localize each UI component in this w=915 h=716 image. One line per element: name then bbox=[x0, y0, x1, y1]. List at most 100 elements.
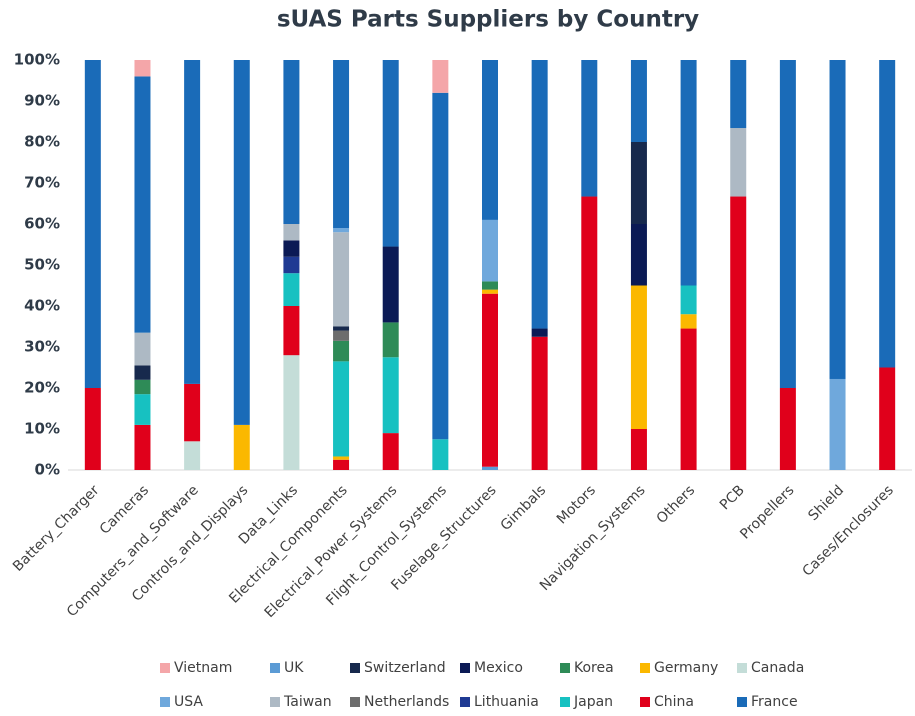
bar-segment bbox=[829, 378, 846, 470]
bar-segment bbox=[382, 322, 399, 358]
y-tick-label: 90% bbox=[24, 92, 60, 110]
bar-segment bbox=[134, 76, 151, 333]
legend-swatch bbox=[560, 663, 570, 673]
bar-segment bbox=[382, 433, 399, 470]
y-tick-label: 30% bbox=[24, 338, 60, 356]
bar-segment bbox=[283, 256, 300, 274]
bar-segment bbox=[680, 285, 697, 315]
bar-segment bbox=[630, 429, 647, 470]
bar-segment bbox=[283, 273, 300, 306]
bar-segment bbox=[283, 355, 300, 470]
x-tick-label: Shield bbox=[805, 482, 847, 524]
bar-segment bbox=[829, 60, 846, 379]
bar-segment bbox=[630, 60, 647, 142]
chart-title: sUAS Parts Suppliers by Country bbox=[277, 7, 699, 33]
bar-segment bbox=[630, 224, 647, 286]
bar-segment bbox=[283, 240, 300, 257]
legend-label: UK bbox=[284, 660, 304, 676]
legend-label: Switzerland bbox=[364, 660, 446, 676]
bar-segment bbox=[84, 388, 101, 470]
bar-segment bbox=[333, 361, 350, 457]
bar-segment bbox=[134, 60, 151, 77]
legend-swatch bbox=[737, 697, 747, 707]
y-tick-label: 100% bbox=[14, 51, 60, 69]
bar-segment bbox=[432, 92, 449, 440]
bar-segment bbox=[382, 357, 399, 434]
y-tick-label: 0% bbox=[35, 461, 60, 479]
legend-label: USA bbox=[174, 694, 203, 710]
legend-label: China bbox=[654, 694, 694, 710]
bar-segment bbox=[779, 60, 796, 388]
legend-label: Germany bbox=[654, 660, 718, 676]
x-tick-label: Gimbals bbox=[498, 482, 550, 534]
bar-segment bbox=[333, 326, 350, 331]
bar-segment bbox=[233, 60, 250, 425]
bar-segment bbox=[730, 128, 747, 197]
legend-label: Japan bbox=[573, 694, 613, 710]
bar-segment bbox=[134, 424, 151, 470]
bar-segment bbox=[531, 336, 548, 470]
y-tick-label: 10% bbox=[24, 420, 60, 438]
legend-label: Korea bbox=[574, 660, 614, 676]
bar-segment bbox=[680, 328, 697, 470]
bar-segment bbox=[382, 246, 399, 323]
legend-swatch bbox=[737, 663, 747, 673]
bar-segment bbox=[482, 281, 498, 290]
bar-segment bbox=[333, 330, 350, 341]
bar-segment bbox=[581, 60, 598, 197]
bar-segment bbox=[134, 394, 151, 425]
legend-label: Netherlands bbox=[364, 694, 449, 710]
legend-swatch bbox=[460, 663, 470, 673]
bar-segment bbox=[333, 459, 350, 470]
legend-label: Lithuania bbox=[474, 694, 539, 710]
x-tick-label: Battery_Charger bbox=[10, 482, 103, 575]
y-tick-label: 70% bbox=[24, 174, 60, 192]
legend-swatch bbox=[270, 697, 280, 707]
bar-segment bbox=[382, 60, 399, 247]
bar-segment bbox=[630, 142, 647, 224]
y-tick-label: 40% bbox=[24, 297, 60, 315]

- [Instructions for the task]:
Could you write out the entries again, starting at the line containing "bar-segment bbox=[829, 378, 846, 470]" and ending at the line containing "bar-segment bbox=[333, 361, 350, 457]", with "legend-label" swapped for "legend-text" and nothing else changed?

- [Solution to this task]:
bar-segment bbox=[829, 378, 846, 470]
bar-segment bbox=[382, 322, 399, 358]
y-tick-label: 90% bbox=[24, 92, 60, 110]
bar-segment bbox=[134, 76, 151, 333]
legend-swatch bbox=[560, 663, 570, 673]
bar-segment bbox=[382, 433, 399, 470]
y-tick-label: 30% bbox=[24, 338, 60, 356]
bar-segment bbox=[283, 256, 300, 274]
bar-segment bbox=[680, 285, 697, 315]
bar-segment bbox=[630, 429, 647, 470]
bar-segment bbox=[283, 273, 300, 306]
bar-segment bbox=[283, 355, 300, 470]
x-tick-label: Shield bbox=[805, 482, 847, 524]
bar-segment bbox=[829, 60, 846, 379]
bar-segment bbox=[630, 60, 647, 142]
chart-title: sUAS Parts Suppliers by Country bbox=[277, 7, 699, 33]
bar-segment bbox=[630, 224, 647, 286]
bar-segment bbox=[283, 240, 300, 257]
legend-text: UK bbox=[284, 660, 304, 676]
legend-text: Switzerland bbox=[364, 660, 446, 676]
bar-segment bbox=[84, 388, 101, 470]
bar-segment bbox=[333, 361, 350, 457]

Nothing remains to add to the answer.